## WHAT IS REQUIRED
Leave the pictures out, and retype all of the material exactly as written.

Dataset entries:
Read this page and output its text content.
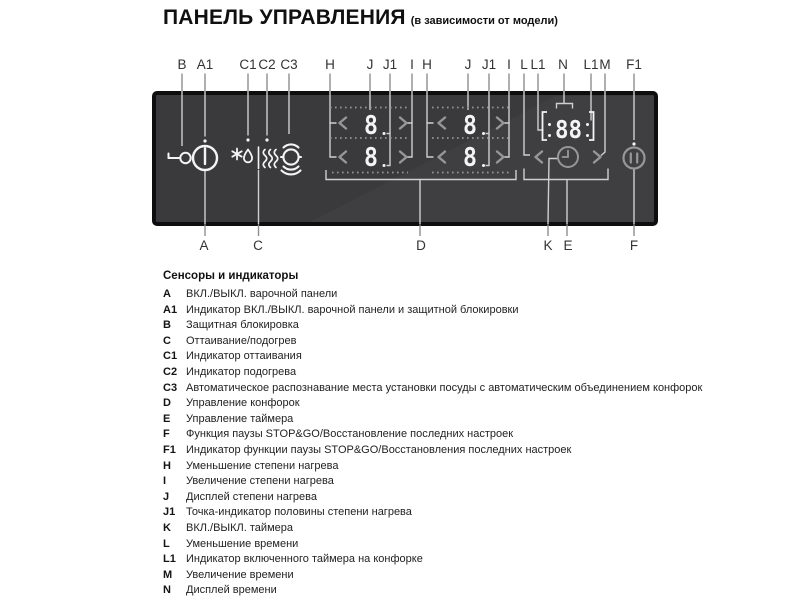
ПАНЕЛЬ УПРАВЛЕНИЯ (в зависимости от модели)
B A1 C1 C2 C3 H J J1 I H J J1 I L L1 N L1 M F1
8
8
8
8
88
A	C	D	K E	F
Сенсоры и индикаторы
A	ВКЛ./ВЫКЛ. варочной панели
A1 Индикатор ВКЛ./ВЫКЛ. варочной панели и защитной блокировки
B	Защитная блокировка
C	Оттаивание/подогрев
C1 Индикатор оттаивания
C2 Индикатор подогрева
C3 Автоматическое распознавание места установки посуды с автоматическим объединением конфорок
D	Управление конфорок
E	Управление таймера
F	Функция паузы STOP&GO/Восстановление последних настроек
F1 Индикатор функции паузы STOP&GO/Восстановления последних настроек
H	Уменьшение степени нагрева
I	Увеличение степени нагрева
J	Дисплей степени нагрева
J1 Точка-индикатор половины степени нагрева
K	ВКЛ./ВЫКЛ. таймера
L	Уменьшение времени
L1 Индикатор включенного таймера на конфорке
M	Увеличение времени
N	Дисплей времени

## THE RESPONSE
Read this page and output its text content.
ПАНЕЛЬ УПРАВЛЕНИЯ (в зависимости от модели)
B A1 C1 C2 C3 H J J1 I H J J1 I L L1 N L1 M F1
8
8
8
8
88
A	C	D	K E	F
Сенсоры и индикаторы
A	ВКЛ./ВЫКЛ. варочной панели
A1 Индикатор ВКЛ./ВЫКЛ. варочной панели и защитной блокировки
B	Защитная блокировка
C	Оттаивание/подогрев
C1 Индикатор оттаивания
C2 Индикатор подогрева
C3 Автоматическое распознавание места установки посуды с автоматическим объединением конфорок
D	Управление конфорок
E	Управление таймера
F	Функция паузы STOP&GO/Восстановление последних настроек
F1 Индикатор функции паузы STOP&GO/Восстановления последних настроек
H	Уменьшение степени нагрева
I	Увеличение степени нагрева
J	Дисплей степени нагрева
J1 Точка-индикатор половины степени нагрева
K	ВКЛ./ВЫКЛ. таймера
L	Уменьшение времени
L1 Индикатор включенного таймера на конфорке
M	Увеличение времени
N	Дисплей времени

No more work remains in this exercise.